GOAL OF THE EXERCISE: Repeat the full listing below verbatim and keep the images out.

********************

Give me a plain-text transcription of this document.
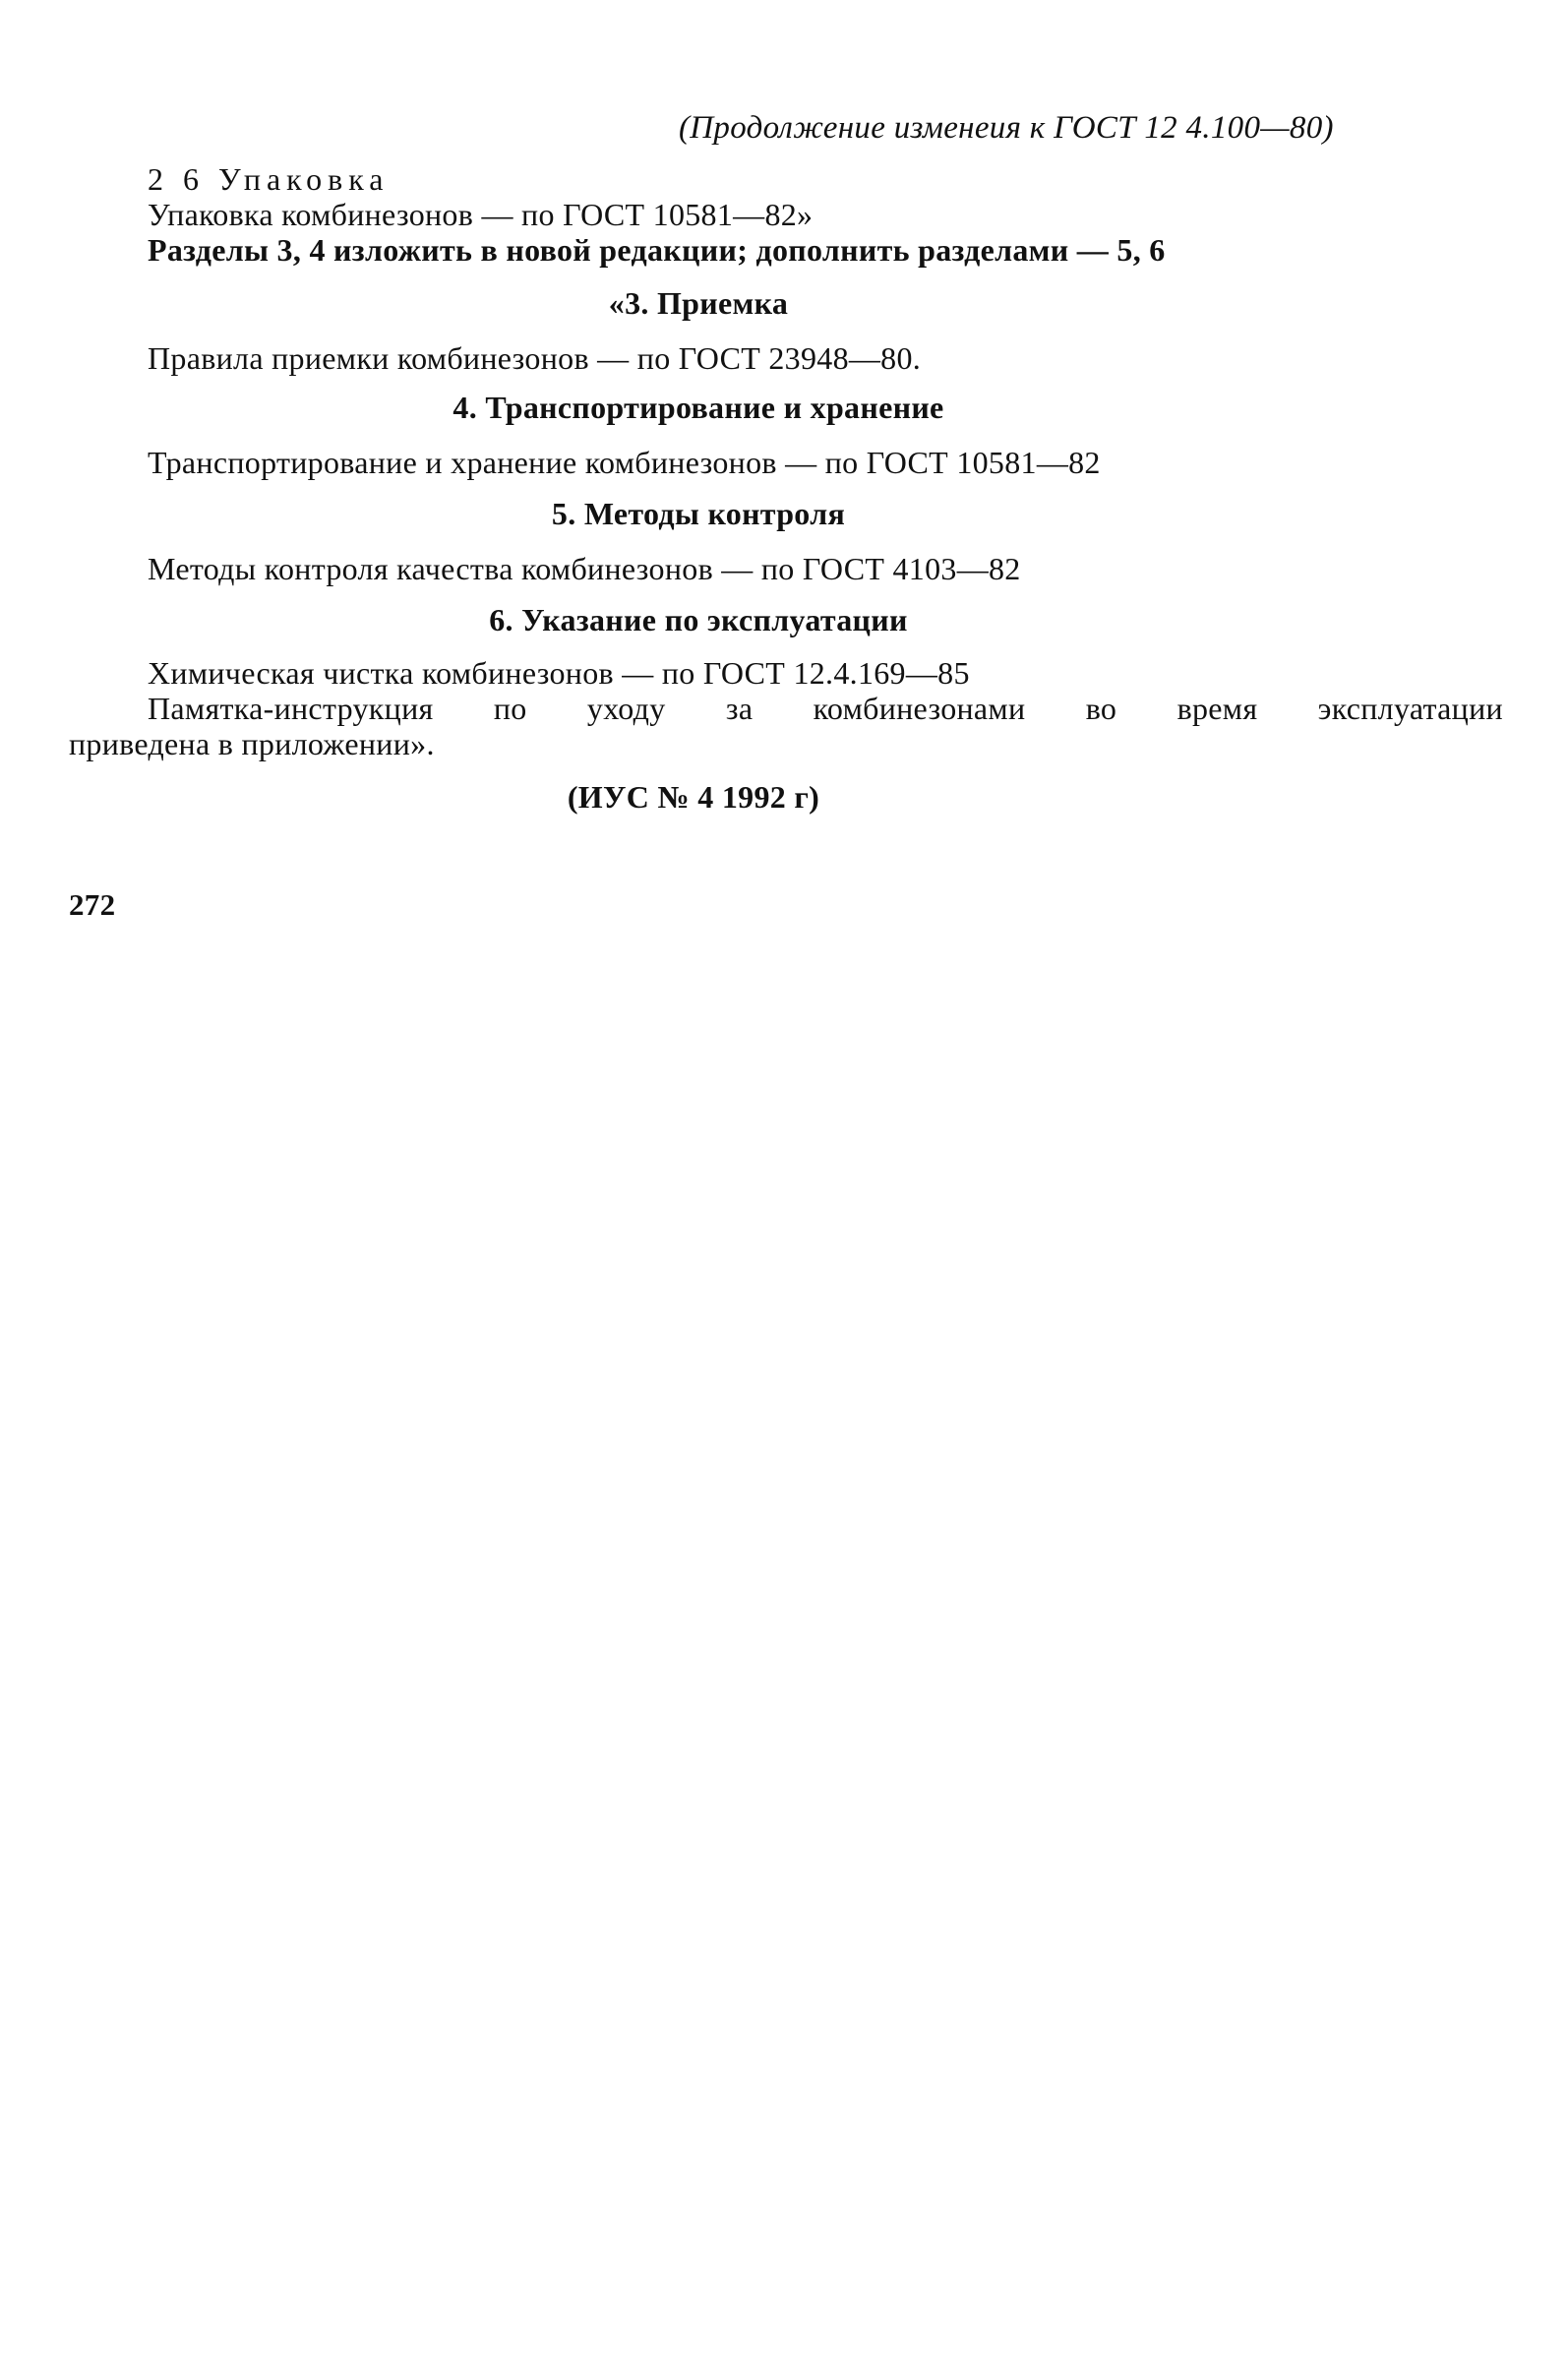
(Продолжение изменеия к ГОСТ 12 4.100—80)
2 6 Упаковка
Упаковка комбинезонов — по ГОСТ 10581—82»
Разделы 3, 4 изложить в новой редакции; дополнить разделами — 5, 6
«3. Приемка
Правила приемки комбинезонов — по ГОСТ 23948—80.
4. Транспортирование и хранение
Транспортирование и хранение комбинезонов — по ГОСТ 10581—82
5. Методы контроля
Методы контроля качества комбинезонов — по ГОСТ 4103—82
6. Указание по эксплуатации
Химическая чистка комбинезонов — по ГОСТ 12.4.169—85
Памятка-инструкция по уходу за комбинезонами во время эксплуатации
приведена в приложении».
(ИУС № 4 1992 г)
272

********************

FINISHED ANSWER:
Give me a plain-text transcription of this document.
(Продолжение изменеия к ГОСТ 12 4.100—80)
2 6 Упаковка
Упаковка комбинезонов — по ГОСТ 10581—82»
Разделы 3, 4 изложить в новой редакции; дополнить разделами — 5, 6
«3. Приемка
Правила приемки комбинезонов — по ГОСТ 23948—80.
4. Транспортирование и хранение
Транспортирование и хранение комбинезонов — по ГОСТ 10581—82
5. Методы контроля
Методы контроля качества комбинезонов — по ГОСТ 4103—82
6. Указание по эксплуатации
Химическая чистка комбинезонов — по ГОСТ 12.4.169—85
Памятка-инструкция по уходу за комбинезонами во время эксплуатации
приведена в приложении».
(ИУС № 4 1992 г)
272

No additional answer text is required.